▸ Given instruction
Identify every line in the records below that contains the word "Frau", and copy each of those lines.

▸ Data entries
►
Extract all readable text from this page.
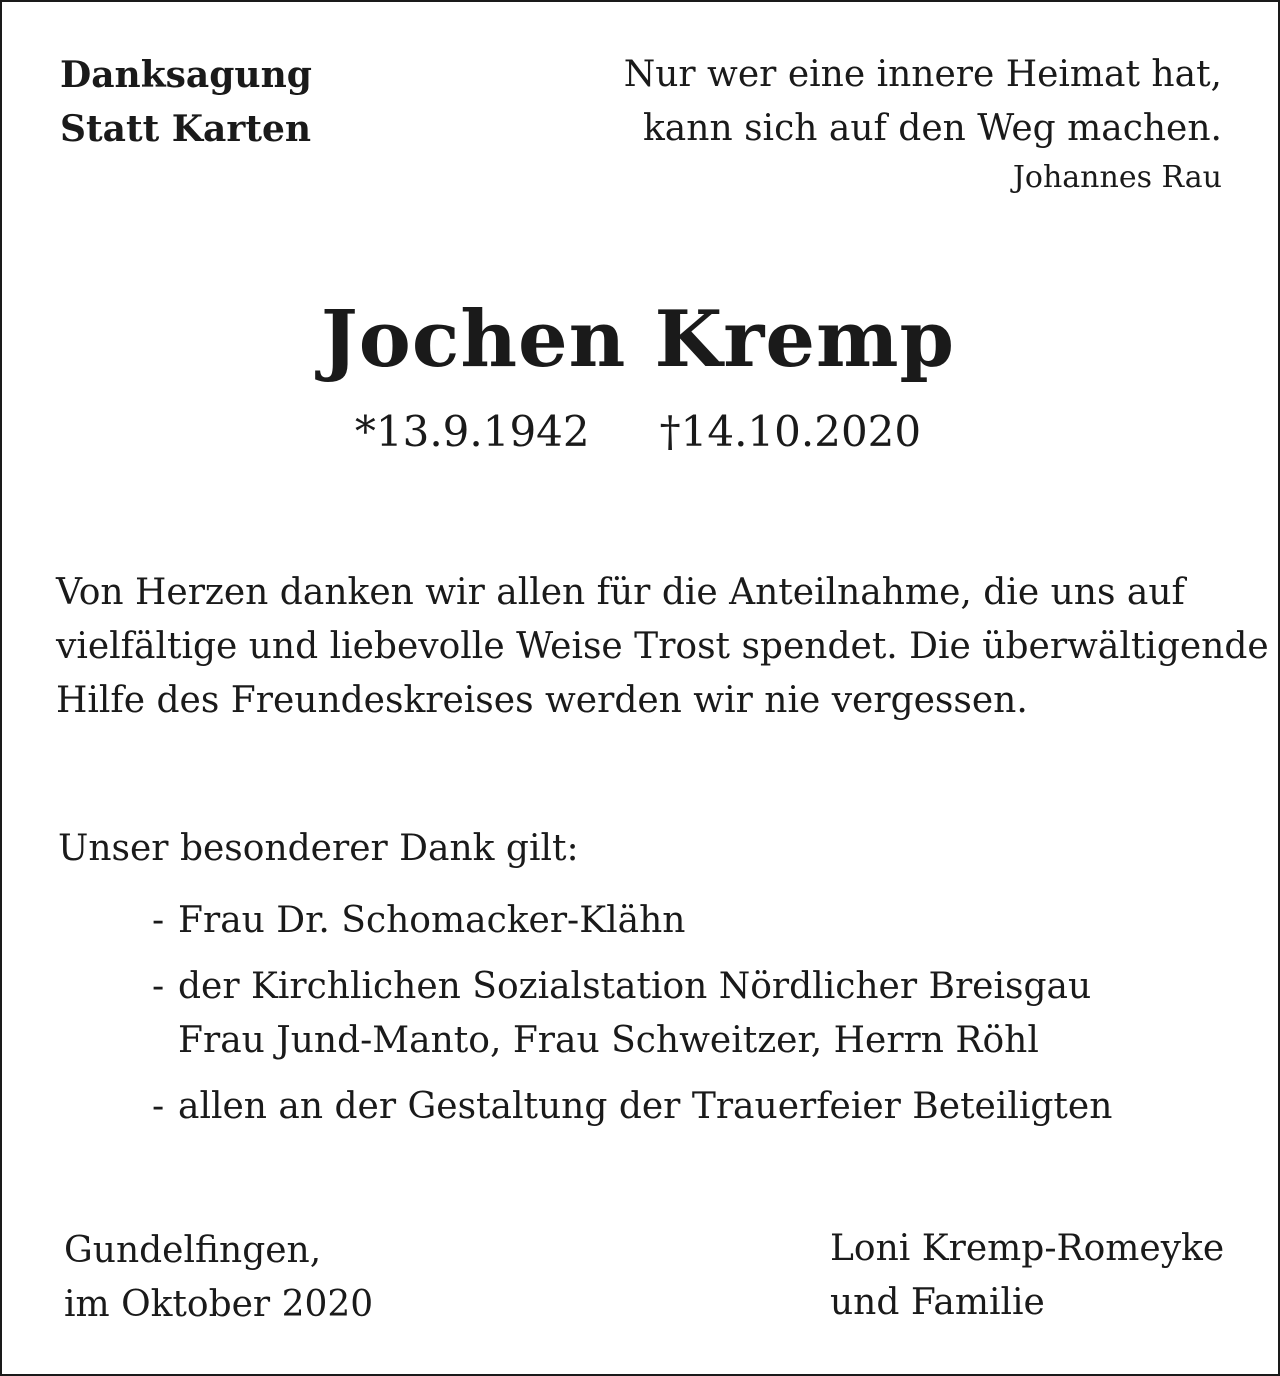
Danksagung
Statt Karten
Nur wer eine innere Heimat hat,
kann sich auf den Weg machen.
Johannes Rau
Jochen Kremp
*13.9.1942 †14.10.2020
Von Herzen danken wir allen für die Anteilnahme, die uns auf
vielfältige und liebevolle Weise Trost spendet. Die überwältigende
Hilfe des Freundeskreises werden wir nie vergessen.
Unser besonderer Dank gilt:
- Frau Dr. Schomacker-Klähn
- der Kirchlichen Sozialstation Nördlicher Breisgau
Frau Jund-Manto, Frau Schweitzer, Herrn Röhl
- allen an der Gestaltung der Trauerfeier Beteiligten
Gundelfingen,
im Oktober 2020
Loni Kremp-Romeyke
und Familie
◄
▸ Solution to this problem
- Frau Dr. Schomacker-Klähn
Frau Jund-Manto, Frau Schweitzer, Herrn Röhl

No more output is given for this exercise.